- EXERCISE BRIEF
List every line below containing "Infant".

[Dataset records on visual material]
::::::::

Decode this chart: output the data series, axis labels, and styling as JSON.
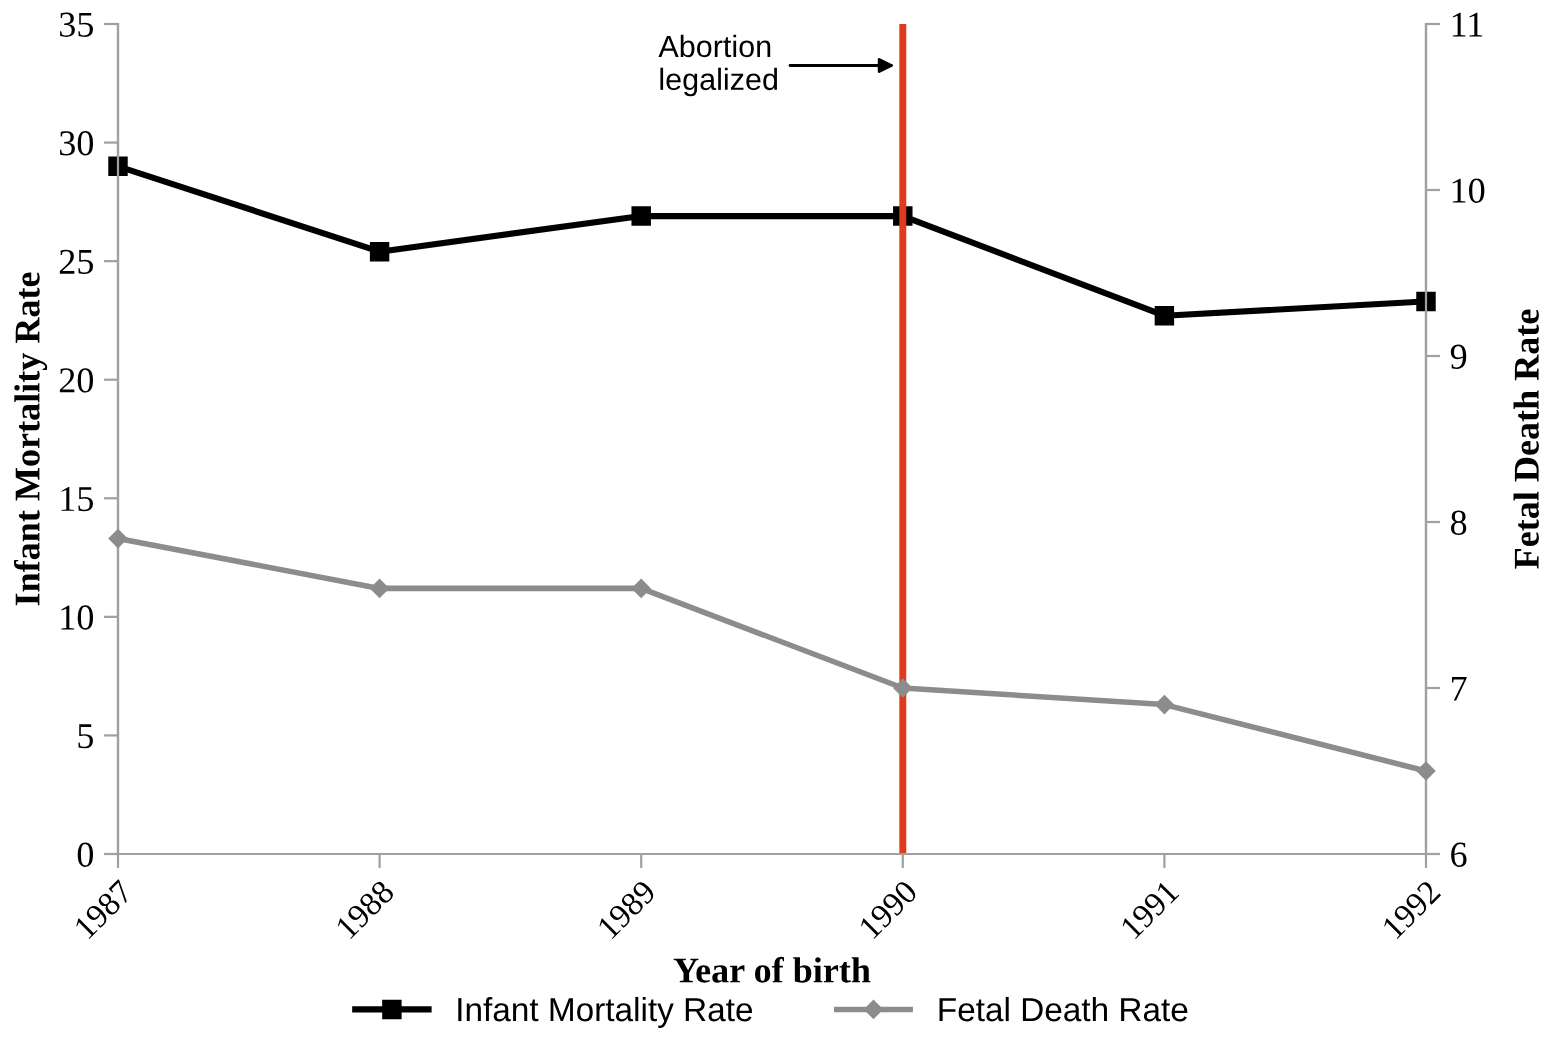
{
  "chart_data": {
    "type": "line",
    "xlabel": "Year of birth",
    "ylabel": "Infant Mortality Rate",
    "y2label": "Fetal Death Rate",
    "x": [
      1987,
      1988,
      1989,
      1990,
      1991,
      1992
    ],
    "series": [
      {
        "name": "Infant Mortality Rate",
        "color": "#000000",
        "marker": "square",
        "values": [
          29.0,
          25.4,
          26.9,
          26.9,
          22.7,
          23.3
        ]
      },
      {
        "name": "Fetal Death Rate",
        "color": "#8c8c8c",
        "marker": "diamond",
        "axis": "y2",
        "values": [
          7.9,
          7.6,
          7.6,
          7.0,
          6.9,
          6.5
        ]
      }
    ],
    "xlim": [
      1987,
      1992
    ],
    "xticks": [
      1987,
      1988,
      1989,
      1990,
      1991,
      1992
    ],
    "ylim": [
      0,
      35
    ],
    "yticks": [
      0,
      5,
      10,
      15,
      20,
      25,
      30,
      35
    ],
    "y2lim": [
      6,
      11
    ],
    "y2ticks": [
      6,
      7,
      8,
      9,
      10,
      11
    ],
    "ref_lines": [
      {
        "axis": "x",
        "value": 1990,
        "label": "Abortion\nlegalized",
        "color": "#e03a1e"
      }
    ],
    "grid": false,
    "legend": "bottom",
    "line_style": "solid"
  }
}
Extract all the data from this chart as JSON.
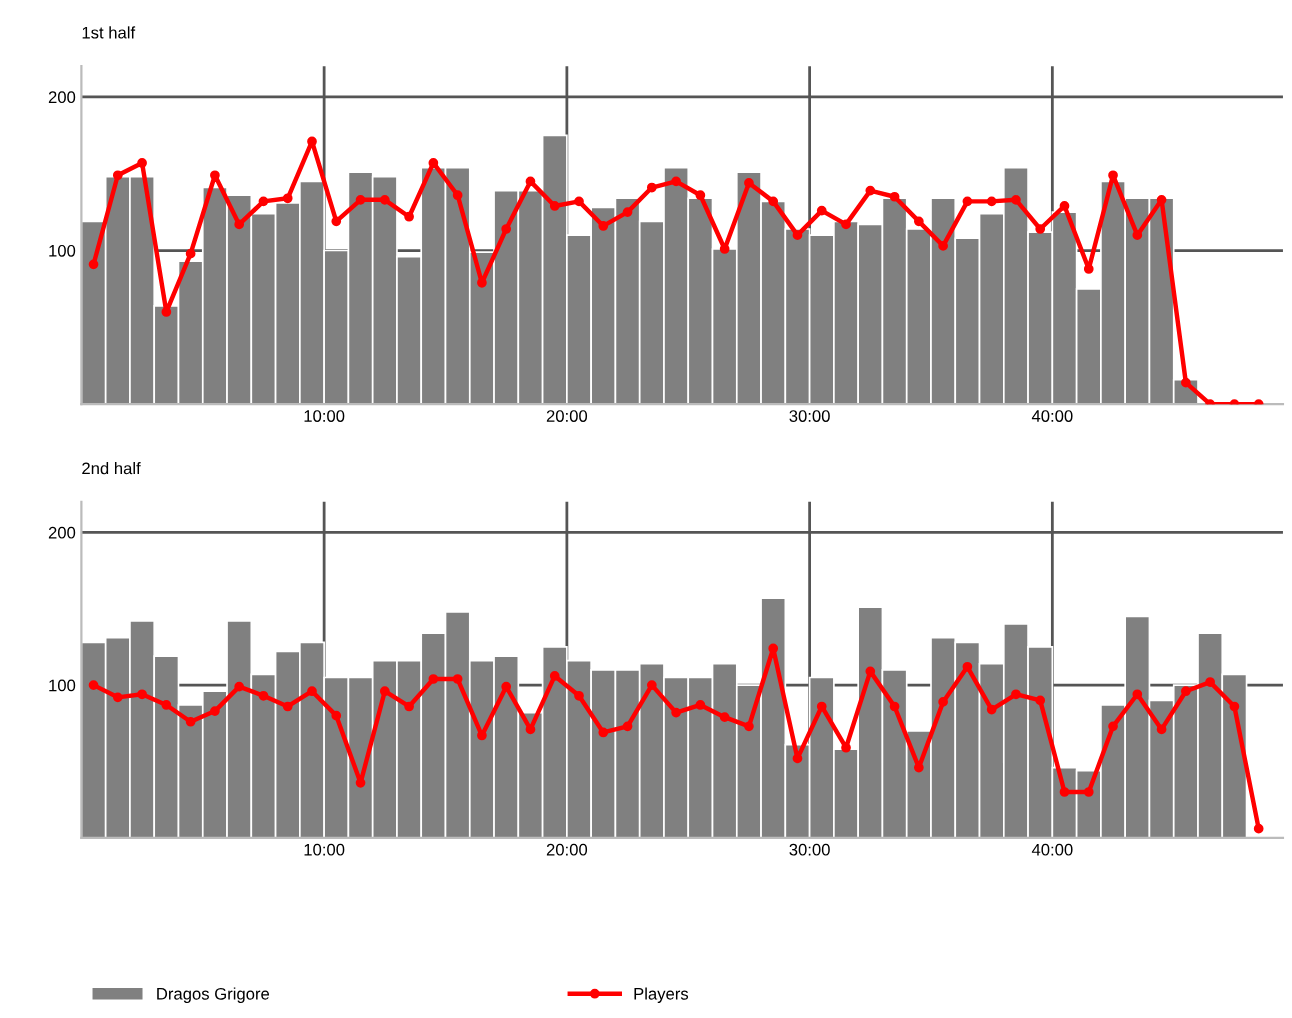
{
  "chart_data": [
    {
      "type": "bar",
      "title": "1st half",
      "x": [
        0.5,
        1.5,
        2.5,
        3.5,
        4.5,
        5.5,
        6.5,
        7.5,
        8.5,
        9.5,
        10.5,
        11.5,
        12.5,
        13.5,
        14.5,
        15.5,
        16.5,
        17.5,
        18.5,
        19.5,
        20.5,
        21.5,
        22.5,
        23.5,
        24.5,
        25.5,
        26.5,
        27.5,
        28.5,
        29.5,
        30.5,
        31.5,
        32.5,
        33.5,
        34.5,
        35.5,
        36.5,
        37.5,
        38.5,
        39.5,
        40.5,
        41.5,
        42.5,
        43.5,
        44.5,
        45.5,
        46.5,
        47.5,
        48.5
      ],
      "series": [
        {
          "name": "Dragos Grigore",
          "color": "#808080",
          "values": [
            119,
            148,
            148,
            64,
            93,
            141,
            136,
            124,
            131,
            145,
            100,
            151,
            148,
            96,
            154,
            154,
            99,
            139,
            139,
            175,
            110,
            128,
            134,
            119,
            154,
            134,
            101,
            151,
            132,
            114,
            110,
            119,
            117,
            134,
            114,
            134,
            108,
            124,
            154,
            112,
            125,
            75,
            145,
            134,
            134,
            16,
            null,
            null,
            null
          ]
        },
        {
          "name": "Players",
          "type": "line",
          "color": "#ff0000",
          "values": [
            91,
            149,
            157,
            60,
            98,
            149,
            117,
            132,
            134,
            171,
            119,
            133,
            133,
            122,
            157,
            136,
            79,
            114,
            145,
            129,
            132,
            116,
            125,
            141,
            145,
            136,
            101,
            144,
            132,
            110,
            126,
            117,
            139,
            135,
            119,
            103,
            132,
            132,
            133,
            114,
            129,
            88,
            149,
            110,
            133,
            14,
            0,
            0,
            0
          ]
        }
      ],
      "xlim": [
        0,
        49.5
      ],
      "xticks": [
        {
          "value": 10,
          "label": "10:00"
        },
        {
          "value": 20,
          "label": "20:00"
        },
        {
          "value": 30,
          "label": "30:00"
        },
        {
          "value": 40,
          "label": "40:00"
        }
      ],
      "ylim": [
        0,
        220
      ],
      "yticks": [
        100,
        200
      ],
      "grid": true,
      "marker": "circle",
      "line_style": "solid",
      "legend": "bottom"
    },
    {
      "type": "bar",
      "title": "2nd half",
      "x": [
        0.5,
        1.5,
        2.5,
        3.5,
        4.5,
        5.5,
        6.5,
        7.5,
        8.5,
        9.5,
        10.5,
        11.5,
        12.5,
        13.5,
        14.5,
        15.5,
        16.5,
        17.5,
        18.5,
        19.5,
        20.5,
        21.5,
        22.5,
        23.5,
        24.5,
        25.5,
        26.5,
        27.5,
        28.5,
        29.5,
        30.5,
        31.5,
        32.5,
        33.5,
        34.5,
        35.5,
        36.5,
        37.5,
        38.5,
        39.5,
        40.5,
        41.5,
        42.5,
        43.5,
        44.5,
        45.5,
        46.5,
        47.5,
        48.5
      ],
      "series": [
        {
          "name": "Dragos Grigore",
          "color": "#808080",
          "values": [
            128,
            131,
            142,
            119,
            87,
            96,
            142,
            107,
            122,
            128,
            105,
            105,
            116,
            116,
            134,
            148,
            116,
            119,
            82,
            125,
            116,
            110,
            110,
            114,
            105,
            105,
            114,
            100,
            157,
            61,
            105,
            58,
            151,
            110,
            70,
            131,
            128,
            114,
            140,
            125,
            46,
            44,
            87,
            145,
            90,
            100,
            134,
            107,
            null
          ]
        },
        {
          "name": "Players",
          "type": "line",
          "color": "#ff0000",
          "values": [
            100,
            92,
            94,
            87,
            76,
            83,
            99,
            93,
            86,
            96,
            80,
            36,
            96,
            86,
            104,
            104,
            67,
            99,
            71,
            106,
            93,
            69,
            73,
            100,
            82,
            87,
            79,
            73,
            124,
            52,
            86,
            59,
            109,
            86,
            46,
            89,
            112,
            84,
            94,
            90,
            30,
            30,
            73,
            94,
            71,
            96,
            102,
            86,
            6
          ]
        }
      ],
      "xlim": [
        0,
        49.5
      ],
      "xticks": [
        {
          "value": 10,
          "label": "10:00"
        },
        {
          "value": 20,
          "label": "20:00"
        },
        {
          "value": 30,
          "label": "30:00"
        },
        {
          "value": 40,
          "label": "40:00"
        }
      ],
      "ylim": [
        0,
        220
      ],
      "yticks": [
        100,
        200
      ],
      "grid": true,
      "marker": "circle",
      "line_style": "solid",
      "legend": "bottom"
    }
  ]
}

::::::::

- WRITTEN RESPONSE
    "ylabel": "Infant Mortality Rate",
        "name": "Infant Mortality Rate",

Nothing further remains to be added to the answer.